● Required task: Transcribe the records that follow, preserving every word.
[begin Rows]
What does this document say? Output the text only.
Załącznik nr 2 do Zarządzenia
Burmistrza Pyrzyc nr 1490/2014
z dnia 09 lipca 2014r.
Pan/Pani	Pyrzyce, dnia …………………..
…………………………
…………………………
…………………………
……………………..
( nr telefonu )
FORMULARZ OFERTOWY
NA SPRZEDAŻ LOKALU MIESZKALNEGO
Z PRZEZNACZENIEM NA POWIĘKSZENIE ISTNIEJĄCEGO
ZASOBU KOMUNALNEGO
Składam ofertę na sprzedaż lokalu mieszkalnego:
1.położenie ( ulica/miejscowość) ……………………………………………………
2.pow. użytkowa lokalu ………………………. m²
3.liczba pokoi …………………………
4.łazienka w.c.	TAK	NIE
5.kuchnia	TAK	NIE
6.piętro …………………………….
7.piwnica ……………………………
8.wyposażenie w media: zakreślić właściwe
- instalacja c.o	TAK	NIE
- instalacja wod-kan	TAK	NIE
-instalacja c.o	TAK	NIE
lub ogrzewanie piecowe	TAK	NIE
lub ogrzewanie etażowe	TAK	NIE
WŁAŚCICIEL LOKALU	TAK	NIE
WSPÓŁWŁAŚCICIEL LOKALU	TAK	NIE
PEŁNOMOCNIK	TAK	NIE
[end Rows]
● Exercise result:
What does this document say? Output the text only.
Załącznik nr 2 do Zarządzenia
Burmistrza Pyrzyc nr 1490/2014
z dnia 09 lipca 2014r.
Pan/Pani	Pyrzyce, dnia …………………..
…………………………
…………………………
…………………………
……………………..
( nr telefonu )
FORMULARZ OFERTOWY
NA SPRZEDAŻ LOKALU MIESZKALNEGO
Z PRZEZNACZENIEM NA POWIĘKSZENIE ISTNIEJĄCEGO
ZASOBU KOMUNALNEGO
Składam ofertę na sprzedaż lokalu mieszkalnego:
1.położenie ( ulica/miejscowość) ……………………………………………………
2.pow. użytkowa lokalu ………………………. m²
3.liczba pokoi …………………………
4.łazienka w.c.	TAK	NIE
5.kuchnia	TAK	NIE
6.piętro …………………………….
7.piwnica ……………………………
8.wyposażenie w media: zakreślić właściwe
- instalacja c.o	TAK	NIE
- instalacja wod-kan	TAK	NIE
-instalacja c.o	TAK	NIE
lub ogrzewanie piecowe	TAK	NIE
lub ogrzewanie etażowe	TAK	NIE
WŁAŚCICIEL LOKALU	TAK	NIE
WSPÓŁWŁAŚCICIEL LOKALU	TAK	NIE
PEŁNOMOCNIK	TAK	NIE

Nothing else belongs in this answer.